State how many lines in the entries below contain "views". Write nothing but the number.

SOURCE MATERIAL ::
☆ ☆ ☆ ☆

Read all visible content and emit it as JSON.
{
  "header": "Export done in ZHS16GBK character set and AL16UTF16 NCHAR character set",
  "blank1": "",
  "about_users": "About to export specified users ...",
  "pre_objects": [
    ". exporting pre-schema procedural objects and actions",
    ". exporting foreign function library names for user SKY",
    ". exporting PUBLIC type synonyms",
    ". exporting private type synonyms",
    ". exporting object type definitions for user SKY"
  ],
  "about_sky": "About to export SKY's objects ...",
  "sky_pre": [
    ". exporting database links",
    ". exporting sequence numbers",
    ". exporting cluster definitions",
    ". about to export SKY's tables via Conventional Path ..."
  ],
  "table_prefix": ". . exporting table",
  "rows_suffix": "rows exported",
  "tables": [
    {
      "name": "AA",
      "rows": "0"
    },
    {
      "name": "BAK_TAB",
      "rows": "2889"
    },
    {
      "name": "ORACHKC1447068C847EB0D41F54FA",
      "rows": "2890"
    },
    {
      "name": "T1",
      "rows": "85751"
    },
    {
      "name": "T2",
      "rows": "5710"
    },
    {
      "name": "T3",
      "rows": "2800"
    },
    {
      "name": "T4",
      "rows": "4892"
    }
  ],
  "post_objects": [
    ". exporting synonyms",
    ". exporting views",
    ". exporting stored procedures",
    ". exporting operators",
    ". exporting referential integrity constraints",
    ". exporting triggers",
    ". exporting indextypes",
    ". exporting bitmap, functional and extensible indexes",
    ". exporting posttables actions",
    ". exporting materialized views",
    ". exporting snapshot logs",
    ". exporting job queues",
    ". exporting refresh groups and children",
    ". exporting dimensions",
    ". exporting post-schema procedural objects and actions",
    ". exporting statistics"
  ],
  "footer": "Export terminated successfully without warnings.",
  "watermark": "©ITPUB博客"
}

☆ ☆ ☆ ☆

COMPLETE ANSWER :: 2